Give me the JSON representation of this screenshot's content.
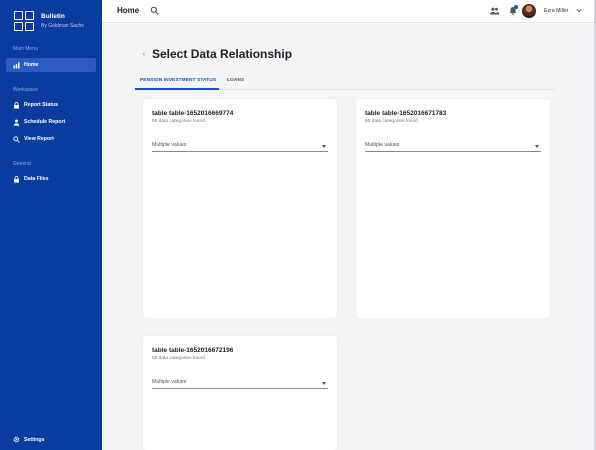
{
  "brand": {
    "title": "Bulletin",
    "subtitle": "By Goldman Sachs"
  },
  "sidebar": {
    "main_menu_label": "Main Menu",
    "home_label": "Home",
    "workspace_label": "Workspace",
    "workspace_items": [
      {
        "label": "Report Status",
        "icon": "lock-icon"
      },
      {
        "label": "Schedule Report",
        "icon": "person-icon"
      },
      {
        "label": "View Report",
        "icon": "search-icon"
      }
    ],
    "general_label": "General",
    "data_files_label": "Data Files",
    "settings_label": "Settings"
  },
  "header": {
    "title": "Home",
    "user_name": "Ezra Miller"
  },
  "main": {
    "title": "Select Data Relationship",
    "tabs": [
      {
        "label": "PENSION INVESTMENT STATUS",
        "active": true
      },
      {
        "label": "LOANS",
        "active": false
      }
    ],
    "cards": [
      {
        "title": "table table-1652016669774",
        "subtitle": "55 data categories found",
        "select_value": "Multiple values"
      },
      {
        "title": "table table-1652016671783",
        "subtitle": "55 data categories found",
        "select_value": "Multiple values"
      },
      {
        "title": "table table-1652016672196",
        "subtitle": "55 data categories found",
        "select_value": "Multiple values"
      }
    ]
  },
  "colors": {
    "sidebar": "#0a3b9e",
    "accent": "#1a4fc0",
    "active_nav": "#2d5bc4"
  }
}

════════

Filter lines by "table" and return each hit.

=== THE RESPONSE ===
        "title": "table table-1652016669774",
        "title": "table table-1652016671783",
        "title": "table table-1652016672196",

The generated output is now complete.